» **WHAT IS EXPECTED**:
Output each entry exactly; skip nothing.

* begin DATA PROVIDED *

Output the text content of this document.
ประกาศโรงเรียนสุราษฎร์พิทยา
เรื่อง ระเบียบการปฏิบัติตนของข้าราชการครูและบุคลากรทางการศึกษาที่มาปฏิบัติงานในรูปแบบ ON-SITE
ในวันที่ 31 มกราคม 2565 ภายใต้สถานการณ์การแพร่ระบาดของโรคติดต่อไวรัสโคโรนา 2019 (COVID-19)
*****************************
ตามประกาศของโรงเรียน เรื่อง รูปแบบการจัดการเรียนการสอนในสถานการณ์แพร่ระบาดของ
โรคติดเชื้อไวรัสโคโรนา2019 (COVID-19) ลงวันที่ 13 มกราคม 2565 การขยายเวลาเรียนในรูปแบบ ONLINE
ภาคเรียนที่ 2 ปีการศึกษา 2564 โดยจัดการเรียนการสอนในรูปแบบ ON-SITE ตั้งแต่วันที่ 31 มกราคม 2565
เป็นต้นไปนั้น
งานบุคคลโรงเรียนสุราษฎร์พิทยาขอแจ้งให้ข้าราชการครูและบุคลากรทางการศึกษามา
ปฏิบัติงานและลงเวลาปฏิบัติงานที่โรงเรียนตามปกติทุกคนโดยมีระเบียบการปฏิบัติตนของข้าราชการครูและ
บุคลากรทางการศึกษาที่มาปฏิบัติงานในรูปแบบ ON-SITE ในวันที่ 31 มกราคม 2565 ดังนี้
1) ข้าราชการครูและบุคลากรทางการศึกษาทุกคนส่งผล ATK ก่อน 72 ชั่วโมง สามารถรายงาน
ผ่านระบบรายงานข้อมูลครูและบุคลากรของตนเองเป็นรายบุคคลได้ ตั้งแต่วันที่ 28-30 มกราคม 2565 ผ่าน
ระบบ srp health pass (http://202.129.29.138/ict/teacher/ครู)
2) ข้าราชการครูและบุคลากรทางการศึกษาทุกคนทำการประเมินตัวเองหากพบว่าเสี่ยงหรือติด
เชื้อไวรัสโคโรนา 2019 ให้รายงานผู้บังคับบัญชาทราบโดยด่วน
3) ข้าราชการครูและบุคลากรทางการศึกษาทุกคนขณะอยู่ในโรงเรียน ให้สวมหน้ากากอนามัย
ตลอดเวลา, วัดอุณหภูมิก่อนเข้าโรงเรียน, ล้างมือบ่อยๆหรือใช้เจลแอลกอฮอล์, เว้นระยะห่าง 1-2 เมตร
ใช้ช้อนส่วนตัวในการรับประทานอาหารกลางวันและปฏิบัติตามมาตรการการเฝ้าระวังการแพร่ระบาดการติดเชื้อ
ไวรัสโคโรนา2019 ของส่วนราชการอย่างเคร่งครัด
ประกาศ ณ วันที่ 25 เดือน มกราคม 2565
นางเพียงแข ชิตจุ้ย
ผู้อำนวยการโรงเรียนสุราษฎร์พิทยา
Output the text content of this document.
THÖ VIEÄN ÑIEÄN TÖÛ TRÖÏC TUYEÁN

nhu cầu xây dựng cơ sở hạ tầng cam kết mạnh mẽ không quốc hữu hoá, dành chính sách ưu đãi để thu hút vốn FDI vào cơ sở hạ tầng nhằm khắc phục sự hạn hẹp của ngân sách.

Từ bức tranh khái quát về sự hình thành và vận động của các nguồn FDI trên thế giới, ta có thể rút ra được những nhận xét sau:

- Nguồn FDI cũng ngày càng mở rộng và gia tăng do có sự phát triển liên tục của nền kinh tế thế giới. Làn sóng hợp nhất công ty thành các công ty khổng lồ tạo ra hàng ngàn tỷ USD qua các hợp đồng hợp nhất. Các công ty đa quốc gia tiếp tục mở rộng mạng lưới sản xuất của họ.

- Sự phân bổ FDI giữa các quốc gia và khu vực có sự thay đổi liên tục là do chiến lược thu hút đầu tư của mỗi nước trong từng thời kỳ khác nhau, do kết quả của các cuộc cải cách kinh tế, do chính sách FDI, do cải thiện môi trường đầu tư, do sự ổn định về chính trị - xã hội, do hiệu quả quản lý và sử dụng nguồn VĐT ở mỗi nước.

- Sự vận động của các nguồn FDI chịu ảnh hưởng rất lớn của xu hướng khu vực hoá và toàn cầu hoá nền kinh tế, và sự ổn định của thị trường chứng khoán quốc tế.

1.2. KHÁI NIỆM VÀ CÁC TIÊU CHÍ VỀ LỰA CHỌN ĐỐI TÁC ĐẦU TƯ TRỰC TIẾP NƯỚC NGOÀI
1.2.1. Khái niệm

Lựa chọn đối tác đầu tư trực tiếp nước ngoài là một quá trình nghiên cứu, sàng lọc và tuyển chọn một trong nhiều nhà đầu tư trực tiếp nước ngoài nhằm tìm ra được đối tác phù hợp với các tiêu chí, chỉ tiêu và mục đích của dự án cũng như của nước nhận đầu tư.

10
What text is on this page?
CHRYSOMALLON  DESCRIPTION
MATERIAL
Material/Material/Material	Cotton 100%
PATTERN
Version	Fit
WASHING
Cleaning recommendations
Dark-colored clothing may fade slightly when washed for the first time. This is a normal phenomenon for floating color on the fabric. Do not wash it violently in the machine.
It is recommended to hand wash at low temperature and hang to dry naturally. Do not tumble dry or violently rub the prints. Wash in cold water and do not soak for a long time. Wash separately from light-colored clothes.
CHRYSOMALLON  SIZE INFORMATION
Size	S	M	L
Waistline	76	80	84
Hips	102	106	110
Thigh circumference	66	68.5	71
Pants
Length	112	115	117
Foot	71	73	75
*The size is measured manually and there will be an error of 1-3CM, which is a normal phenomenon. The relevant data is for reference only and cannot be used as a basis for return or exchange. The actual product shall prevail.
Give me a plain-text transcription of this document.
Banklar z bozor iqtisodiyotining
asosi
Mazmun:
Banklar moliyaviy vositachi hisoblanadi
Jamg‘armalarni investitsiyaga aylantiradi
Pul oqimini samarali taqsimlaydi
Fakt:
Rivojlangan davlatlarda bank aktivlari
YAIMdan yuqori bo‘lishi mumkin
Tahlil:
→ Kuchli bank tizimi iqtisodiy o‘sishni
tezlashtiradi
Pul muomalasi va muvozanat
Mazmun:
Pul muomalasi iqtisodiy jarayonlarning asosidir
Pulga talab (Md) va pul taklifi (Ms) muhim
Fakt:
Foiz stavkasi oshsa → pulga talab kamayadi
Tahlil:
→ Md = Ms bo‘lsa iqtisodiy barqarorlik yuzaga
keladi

* end DATA PROVIDED *

» **WRITTEN RESPONSE**:
Output the text content of this document.
ประกาศโรงเรียนสุราษฎร์พิทยา
เรื่อง ระเบียบการปฏิบัติตนของข้าราชการครูและบุคลากรทางการศึกษาที่มาปฏิบัติงานในรูปแบบ ON-SITE
ในวันที่ 31 มกราคม 2565 ภายใต้สถานการณ์การแพร่ระบาดของโรคติดต่อไวรัสโคโรนา 2019 (COVID-19)
*****************************
ตามประกาศของโรงเรียน เรื่อง รูปแบบการจัดการเรียนการสอนในสถานการณ์แพร่ระบาดของ
โรคติดเชื้อไวรัสโคโรนา2019 (COVID-19) ลงวันที่ 13 มกราคม 2565 การขยายเวลาเรียนในรูปแบบ ONLINE
ภาคเรียนที่ 2 ปีการศึกษา 2564 โดยจัดการเรียนการสอนในรูปแบบ ON-SITE ตั้งแต่วันที่ 31 มกราคม 2565
เป็นต้นไปนั้น
งานบุคคลโรงเรียนสุราษฎร์พิทยาขอแจ้งให้ข้าราชการครูและบุคลากรทางการศึกษามา
ปฏิบัติงานและลงเวลาปฏิบัติงานที่โรงเรียนตามปกติทุกคนโดยมีระเบียบการปฏิบัติตนของข้าราชการครูและ
บุคลากรทางการศึกษาที่มาปฏิบัติงานในรูปแบบ ON-SITE ในวันที่ 31 มกราคม 2565 ดังนี้
1) ข้าราชการครูและบุคลากรทางการศึกษาทุกคนส่งผล ATK ก่อน 72 ชั่วโมง สามารถรายงาน
ผ่านระบบรายงานข้อมูลครูและบุคลากรของตนเองเป็นรายบุคคลได้ ตั้งแต่วันที่ 28-30 มกราคม 2565 ผ่าน
ระบบ srp health pass (http://202.129.29.138/ict/teacher/ครู)
2) ข้าราชการครูและบุคลากรทางการศึกษาทุกคนทำการประเมินตัวเองหากพบว่าเสี่ยงหรือติด
เชื้อไวรัสโคโรนา 2019 ให้รายงานผู้บังคับบัญชาทราบโดยด่วน
3) ข้าราชการครูและบุคลากรทางการศึกษาทุกคนขณะอยู่ในโรงเรียน ให้สวมหน้ากากอนามัย
ตลอดเวลา, วัดอุณหภูมิก่อนเข้าโรงเรียน, ล้างมือบ่อยๆหรือใช้เจลแอลกอฮอล์, เว้นระยะห่าง 1-2 เมตร
ใช้ช้อนส่วนตัวในการรับประทานอาหารกลางวันและปฏิบัติตามมาตรการการเฝ้าระวังการแพร่ระบาดการติดเชื้อ
ไวรัสโคโรนา2019 ของส่วนราชการอย่างเคร่งครัด
ประกาศ ณ วันที่ 25 เดือน มกราคม 2565
นางเพียงแข ชิตจุ้ย
ผู้อำนวยการโรงเรียนสุราษฎร์พิทยา
Output the text content of this document.
THÖ VIEÄN ÑIEÄN TÖÛ TRÖÏC TUYEÁN

nhu cầu xây dựng cơ sở hạ tầng cam kết mạnh mẽ không quốc hữu hoá, dành chính sách ưu đãi để thu hút vốn FDI vào cơ sở hạ tầng nhằm khắc phục sự hạn hẹp của ngân sách.

Từ bức tranh khái quát về sự hình thành và vận động của các nguồn FDI trên thế giới, ta có thể rút ra được những nhận xét sau:

- Nguồn FDI cũng ngày càng mở rộng và gia tăng do có sự phát triển liên tục của nền kinh tế thế giới. Làn sóng hợp nhất công ty thành các công ty khổng lồ tạo ra hàng ngàn tỷ USD qua các hợp đồng hợp nhất. Các công ty đa quốc gia tiếp tục mở rộng mạng lưới sản xuất của họ.

- Sự phân bổ FDI giữa các quốc gia và khu vực có sự thay đổi liên tục là do chiến lược thu hút đầu tư của mỗi nước trong từng thời kỳ khác nhau, do kết quả của các cuộc cải cách kinh tế, do chính sách FDI, do cải thiện môi trường đầu tư, do sự ổn định về chính trị - xã hội, do hiệu quả quản lý và sử dụng nguồn VĐT ở mỗi nước.

- Sự vận động của các nguồn FDI chịu ảnh hưởng rất lớn của xu hướng khu vực hoá và toàn cầu hoá nền kinh tế, và sự ổn định của thị trường chứng khoán quốc tế.

1.2. KHÁI NIỆM VÀ CÁC TIÊU CHÍ VỀ LỰA CHỌN ĐỐI TÁC ĐẦU TƯ TRỰC TIẾP NƯỚC NGOÀI
1.2.1. Khái niệm

Lựa chọn đối tác đầu tư trực tiếp nước ngoài là một quá trình nghiên cứu, sàng lọc và tuyển chọn một trong nhiều nhà đầu tư trực tiếp nước ngoài nhằm tìm ra được đối tác phù hợp với các tiêu chí, chỉ tiêu và mục đích của dự án cũng như của nước nhận đầu tư.

10
What text is on this page?
CHRYSOMALLON  DESCRIPTION
MATERIAL
Material/Material/Material	Cotton 100%
PATTERN
Version	Fit
WASHING
Cleaning recommendations
Dark-colored clothing may fade slightly when washed for the first time. This is a normal phenomenon for floating color on the fabric. Do not wash it violently in the machine.
It is recommended to hand wash at low temperature and hang to dry naturally. Do not tumble dry or violently rub the prints. Wash in cold water and do not soak for a long time. Wash separately from light-colored clothes.
CHRYSOMALLON  SIZE INFORMATION
Size	S	M	L
Waistline	76	80	84
Hips	102	106	110
Thigh circumference	66	68.5	71
Pants
Length	112	115	117
Foot	71	73	75
*The size is measured manually and there will be an error of 1-3CM, which is a normal phenomenon. The relevant data is for reference only and cannot be used as a basis for return or exchange. The actual product shall prevail.
Give me a plain-text transcription of this document.
Banklar z bozor iqtisodiyotining
asosi
Mazmun:
Banklar moliyaviy vositachi hisoblanadi
Jamg‘armalarni investitsiyaga aylantiradi
Pul oqimini samarali taqsimlaydi
Fakt:
Rivojlangan davlatlarda bank aktivlari
YAIMdan yuqori bo‘lishi mumkin
Tahlil:
→ Kuchli bank tizimi iqtisodiy o‘sishni
tezlashtiradi
Pul muomalasi va muvozanat
Mazmun:
Pul muomalasi iqtisodiy jarayonlarning asosidir
Pulga talab (Md) va pul taklifi (Ms) muhim
Fakt:
Foiz stavkasi oshsa → pulga talab kamayadi
Tahlil:
→ Md = Ms bo‘lsa iqtisodiy barqarorlik yuzaga
keladi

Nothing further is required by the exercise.